**PROMPT**: Exactly as they appear, output all of the records. Skip any images.

**TASK DATA**:
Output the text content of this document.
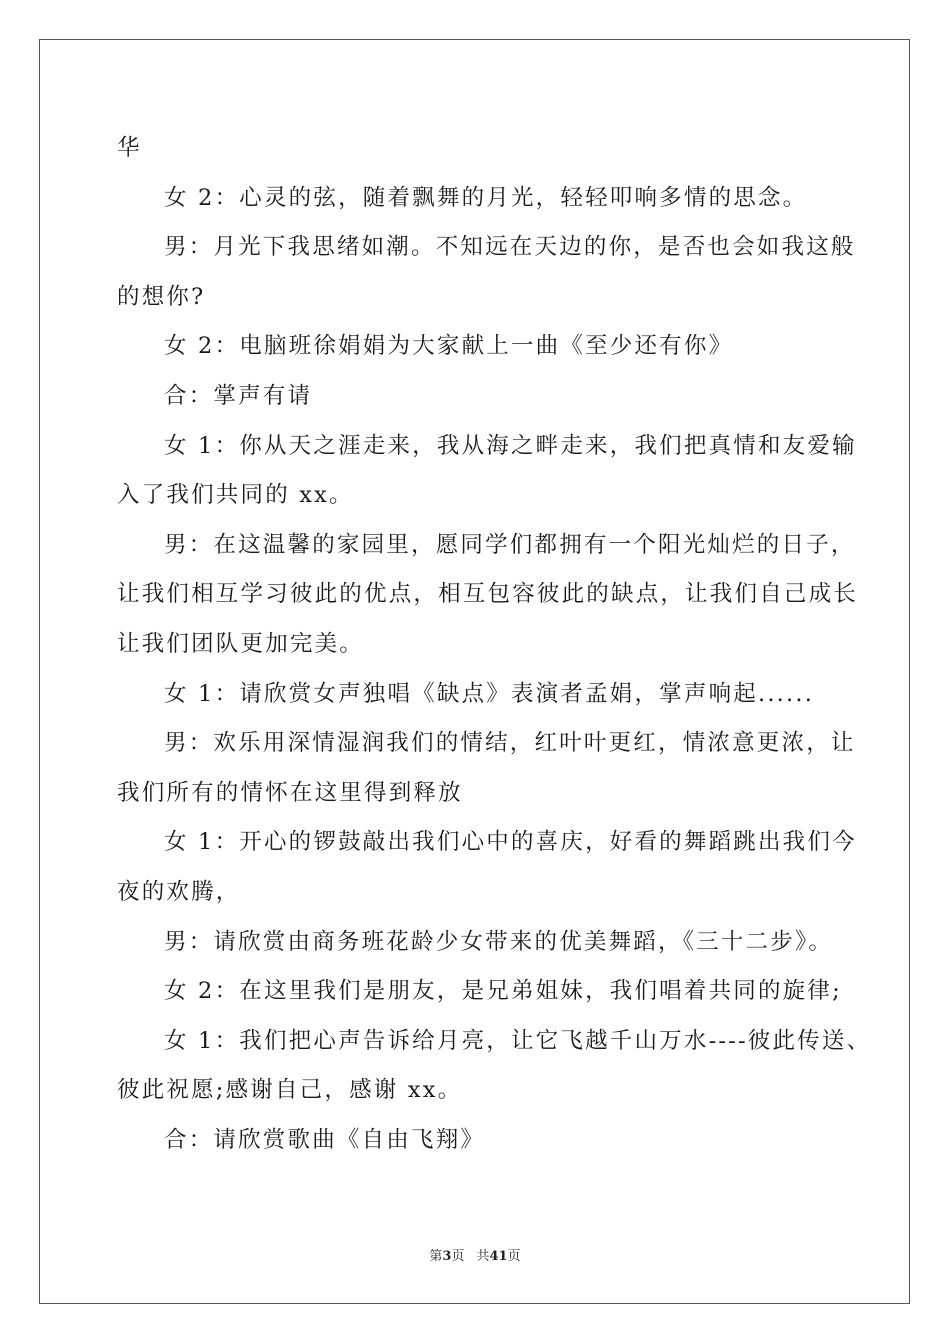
华
女 2：心灵的弦，随着飘舞的月光，轻轻叩响多情的思念。
男：月光下我思绪如潮。不知远在天边的你，是否也会如我这般
的想你?
女 2：电脑班徐娟娟为大家献上一曲《至少还有你》
合：掌声有请
女 1：你从天之涯走来，我从海之畔走来，我们把真情和友爱输
入了我们共同的 xx。
男：在这温馨的家园里，愿同学们都拥有一个阳光灿烂的日子，
让我们相互学习彼此的优点，相互包容彼此的缺点，让我们自己成长
让我们团队更加完美。
女 1：请欣赏女声独唱《缺点》表演者孟娟，掌声响起......
男：欢乐用深情湿润我们的情结，红叶叶更红，情浓意更浓，让
我们所有的情怀在这里得到释放
女 1：开心的锣鼓敲出我们心中的喜庆，好看的舞蹈跳出我们今
夜的欢腾，
男：请欣赏由商务班花龄少女带来的优美舞蹈，《三十二步》。
女 2：在这里我们是朋友，是兄弟姐妹，我们唱着共同的旋律;
女 1：我们把心声告诉给月亮，让它飞越千山万水----彼此传送、
彼此祝愿;感谢自己，感谢 xx。
合：请欣赏歌曲《自由飞翔》
第3页 共41页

**ANSWER FOR THE TASK**:
Output the text content of this document.
华
女 2：心灵的弦，随着飘舞的月光，轻轻叩响多情的思念。
男：月光下我思绪如潮。不知远在天边的你，是否也会如我这般
的想你?
女 2：电脑班徐娟娟为大家献上一曲《至少还有你》
合：掌声有请
女 1：你从天之涯走来，我从海之畔走来，我们把真情和友爱输
入了我们共同的 xx。
男：在这温馨的家园里，愿同学们都拥有一个阳光灿烂的日子，
让我们相互学习彼此的优点，相互包容彼此的缺点，让我们自己成长
让我们团队更加完美。
女 1：请欣赏女声独唱《缺点》表演者孟娟，掌声响起......
男：欢乐用深情湿润我们的情结，红叶叶更红，情浓意更浓，让
我们所有的情怀在这里得到释放
女 1：开心的锣鼓敲出我们心中的喜庆，好看的舞蹈跳出我们今
夜的欢腾，
男：请欣赏由商务班花龄少女带来的优美舞蹈，《三十二步》。
女 2：在这里我们是朋友，是兄弟姐妹，我们唱着共同的旋律;
女 1：我们把心声告诉给月亮，让它飞越千山万水----彼此传送、
彼此祝愿;感谢自己，感谢 xx。
合：请欣赏歌曲《自由飞翔》
第3页 共41页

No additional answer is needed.